"""

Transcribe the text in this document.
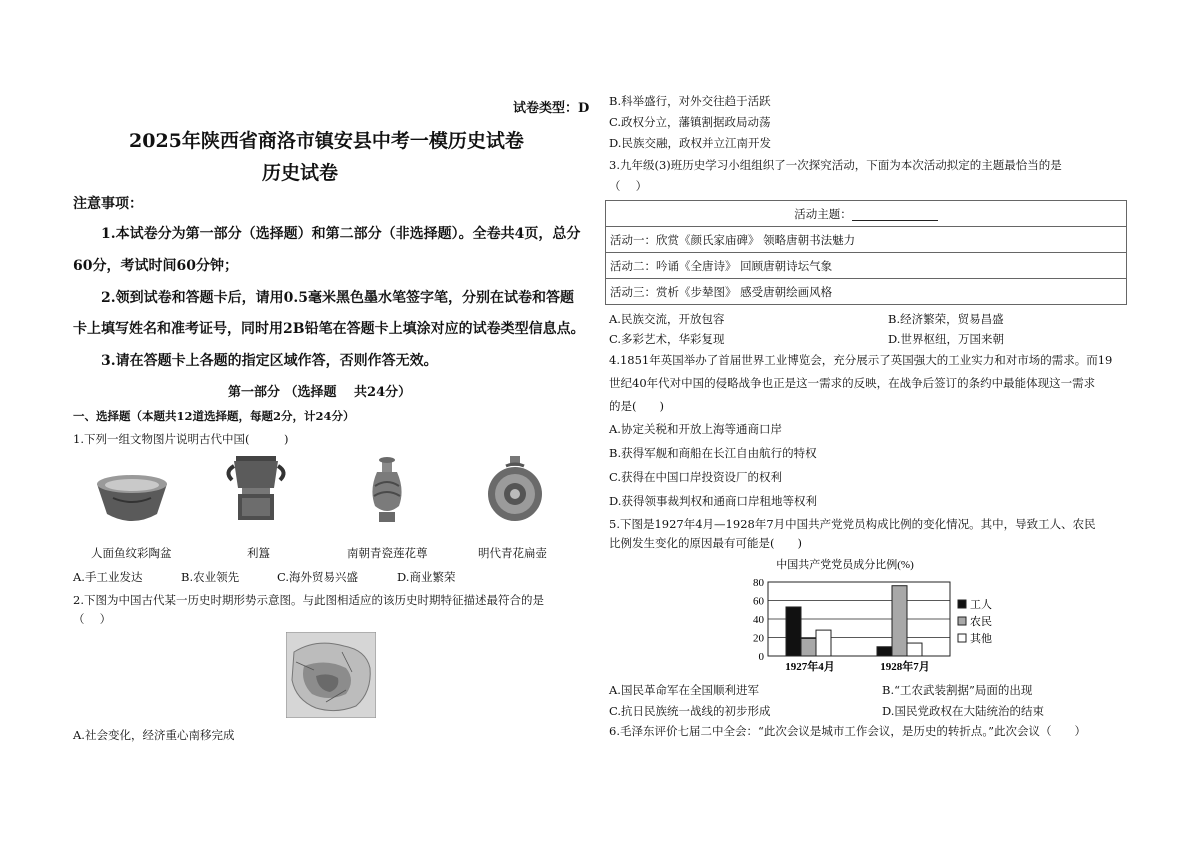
试卷类型：D
2025年陕西省商洛市镇安县中考一模历史试卷
历史试卷
注意事项：
1.本试卷分为第一部分（选择题）和第二部分（非选择题）。全卷共4页，总分
60分，考试时间60分钟；
2.领到试卷和答题卡后，请用0.5毫米黑色墨水笔签字笔，分别在试卷和答题
卡上填写姓名和准考证号，同时用2B铅笔在答题卡上填涂对应的试卷类型信息点。
3.请在答题卡上各题的指定区域作答，否则作答无效。
第一部分 （选择题　 共24分）
一、选择题（本题共12道选择题，每题2分，计24分）
1.下列一组文物图片说明古代中国(　　　)
人面鱼纹彩陶盆	利簋	南朝青瓷莲花尊	明代青花扁壶
A.手工业发达	B.农业领先	C.海外贸易兴盛	D.商业繁荣
2.下图为中国古代某一历史时期形势示意图。与此图相适应的该历史时期特征描述最符合的是
（　 ）
A.社会变化，经济重心南移完成
B.科举盛行，对外交往趋于活跃
C.政权分立，藩镇割据政局动荡
D.民族交融，政权并立江南开发
3.九年级(3)班历史学习小组组织了一次探究活动，下面为本次活动拟定的主题最恰当的是
（　 ）
活动主题：
活动一：欣赏《颜氏家庙碑》 领略唐朝书法魅力
活动二：吟诵《全唐诗》 回顾唐朝诗坛气象
活动三：赏析《步辇图》 感受唐朝绘画风格
A.民族交流，开放包容	B.经济繁荣，贸易昌盛
C.多彩艺术，华彩复现	D.世界枢纽，万国来朝
4.1851年英国举办了首届世界工业博览会，充分展示了英国强大的工业实力和对市场的需求。而19
世纪40年代对中国的侵略战争也正是这一需求的反映，在战争后签订的条约中最能体现这一需求
的是(　　)
A.协定关税和开放上海等通商口岸
B.获得军舰和商船在长江自由航行的特权
C.获得在中国口岸投资设厂的权利
D.获得领事裁判权和通商口岸租地等权利
5.下图是1927年4月—1928年7月中国共产党党员构成比例的变化情况。其中，导致工人、农民
比例发生变化的原因最有可能是(　　)
中国共产党党员成分比例(%)
0
20
40
60
80
1927年4月	1928年7月
工人
农民
其他
A.国民革命军在全国顺利进军	B.“工农武装割据”局面的出现
C.抗日民族统一战线的初步形成	D.国民党政权在大陆统治的结束
6.毛泽东评价七届二中全会：“此次会议是城市工作会议，是历史的转折点。”此次会议（　　）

"""

YOUR INSTRUCTIONS:
All the material shown above is to be copied exactly, with no pictures carried over.

CORRECT RESULT:
Transcribe the text in this document.
试卷类型：D
2025年陕西省商洛市镇安县中考一模历史试卷
历史试卷
注意事项：
1.本试卷分为第一部分（选择题）和第二部分（非选择题）。全卷共4页，总分
60分，考试时间60分钟；
2.领到试卷和答题卡后，请用0.5毫米黑色墨水笔签字笔，分别在试卷和答题
卡上填写姓名和准考证号，同时用2B铅笔在答题卡上填涂对应的试卷类型信息点。
3.请在答题卡上各题的指定区域作答，否则作答无效。
第一部分 （选择题　 共24分）
一、选择题（本题共12道选择题，每题2分，计24分）
1.下列一组文物图片说明古代中国(　　　)
人面鱼纹彩陶盆	利簋	南朝青瓷莲花尊	明代青花扁壶
A.手工业发达	B.农业领先	C.海外贸易兴盛	D.商业繁荣
2.下图为中国古代某一历史时期形势示意图。与此图相适应的该历史时期特征描述最符合的是
（　 ）
A.社会变化，经济重心南移完成
B.科举盛行，对外交往趋于活跃
C.政权分立，藩镇割据政局动荡
D.民族交融，政权并立江南开发
3.九年级(3)班历史学习小组组织了一次探究活动，下面为本次活动拟定的主题最恰当的是
（　 ）
活动主题：
活动一：欣赏《颜氏家庙碑》 领略唐朝书法魅力
活动二：吟诵《全唐诗》 回顾唐朝诗坛气象
活动三：赏析《步辇图》 感受唐朝绘画风格
A.民族交流，开放包容	B.经济繁荣，贸易昌盛
C.多彩艺术，华彩复现	D.世界枢纽，万国来朝
4.1851年英国举办了首届世界工业博览会，充分展示了英国强大的工业实力和对市场的需求。而19
世纪40年代对中国的侵略战争也正是这一需求的反映，在战争后签订的条约中最能体现这一需求
的是(　　)
A.协定关税和开放上海等通商口岸
B.获得军舰和商船在长江自由航行的特权
C.获得在中国口岸投资设厂的权利
D.获得领事裁判权和通商口岸租地等权利
5.下图是1927年4月—1928年7月中国共产党党员构成比例的变化情况。其中，导致工人、农民
比例发生变化的原因最有可能是(　　)
中国共产党党员成分比例(%)
0
20
40
60
80
1927年4月	1928年7月
工人
农民
其他
A.国民革命军在全国顺利进军	B.“工农武装割据”局面的出现
C.抗日民族统一战线的初步形成	D.国民党政权在大陆统治的结束
6.毛泽东评价七届二中全会：“此次会议是城市工作会议，是历史的转折点。”此次会议（　　）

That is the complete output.